Page text =>

- - - - -

We've recently upgraded (migration path) from TFS/Sharepoint to TFS2010/Sharepoint2010.
Most things went well, but there were a few issues that became immediately apparent.
TFS was noticeably slower (as pointed out by the entire dev team). Basically all "get latest", and query operations were more sluggish. Starting VS2010 SP1 is also really slow with loading all the projects (40+) on my machine. A refresh after that is not normally a problem. Even though other people may only have 3-4 projects open at the time, they too noticed the "working..." delay.
Sharepoint was definitely much slower. The "Show Portal" takes forever to load, and the basic editing is slower too.
Work items occasionally "time out" for no reason, and end up in a "connection lost" error. It's normally while creating a new work item, and a redo of the same command works fine. It happens even during bulk work item creation, but the timing is random.
The server runs on Windows 2008, 12 GB, and plenty of CPU power (QuadCore). The IIS connectionTimeout is set to 2 minutes (default), I've played with the MinBytesPerSecond which is set to 240 by default (I've set it to 42 as well, but no joy), and I understand that VS 2010 in general might be a bit slower than its 2008 counterpart, but even then. No processors are maxed out. There are lots of MSSQLSERVER info logs in the Event Viewer though (I just noticed this - not sure if this is a problem). I've also changed the defaultProxy setting in the devenv.exe file - no joy there either.
It's too late for a downgrade. ;)
Has anyone experienced similar problems after the upgrade?

- - - - -

Document layout analysis data =>

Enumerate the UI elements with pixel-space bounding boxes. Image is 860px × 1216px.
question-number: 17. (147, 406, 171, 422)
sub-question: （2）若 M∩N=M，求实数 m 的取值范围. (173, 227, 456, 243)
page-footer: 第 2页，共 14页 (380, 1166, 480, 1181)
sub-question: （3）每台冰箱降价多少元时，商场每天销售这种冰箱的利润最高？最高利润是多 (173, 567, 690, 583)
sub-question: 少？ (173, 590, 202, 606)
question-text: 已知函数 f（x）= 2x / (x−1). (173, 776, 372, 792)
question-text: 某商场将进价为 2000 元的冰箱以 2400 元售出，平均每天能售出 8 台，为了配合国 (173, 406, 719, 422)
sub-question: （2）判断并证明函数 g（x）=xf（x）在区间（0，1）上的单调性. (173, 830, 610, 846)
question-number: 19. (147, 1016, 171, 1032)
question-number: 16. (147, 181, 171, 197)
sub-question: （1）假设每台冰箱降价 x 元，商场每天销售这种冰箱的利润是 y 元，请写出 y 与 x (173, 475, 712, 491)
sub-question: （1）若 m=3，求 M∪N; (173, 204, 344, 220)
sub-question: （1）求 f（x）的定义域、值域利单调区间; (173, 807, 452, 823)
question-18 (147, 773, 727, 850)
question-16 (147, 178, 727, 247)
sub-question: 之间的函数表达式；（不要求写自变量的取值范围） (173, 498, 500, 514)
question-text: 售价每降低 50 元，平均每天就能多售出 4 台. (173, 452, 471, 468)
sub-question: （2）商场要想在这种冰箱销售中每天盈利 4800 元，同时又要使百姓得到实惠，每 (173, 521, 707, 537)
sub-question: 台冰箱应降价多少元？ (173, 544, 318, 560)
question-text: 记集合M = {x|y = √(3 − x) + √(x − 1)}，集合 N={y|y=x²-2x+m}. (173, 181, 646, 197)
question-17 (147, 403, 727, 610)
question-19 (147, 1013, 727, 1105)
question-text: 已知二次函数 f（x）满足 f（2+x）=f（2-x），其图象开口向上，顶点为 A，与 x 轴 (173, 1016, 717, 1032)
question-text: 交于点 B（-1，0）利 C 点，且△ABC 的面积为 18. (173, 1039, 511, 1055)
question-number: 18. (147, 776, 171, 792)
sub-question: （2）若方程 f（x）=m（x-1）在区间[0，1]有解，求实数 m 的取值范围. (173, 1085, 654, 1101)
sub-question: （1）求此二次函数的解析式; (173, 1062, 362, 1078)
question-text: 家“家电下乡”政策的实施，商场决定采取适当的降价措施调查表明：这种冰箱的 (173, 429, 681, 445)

- - - - -

Work to be completed =>
Answer these questions about the TFS upgrade post:
(a) How much memory does the server have?
(b) What is the default value of MinBytesPerSecond?
(c) How many projects load on the writer's machine when starting VS2010 SP1?

Result of the task =>
(a) 12 GB
(b) 240
(c) More than 40 (40+)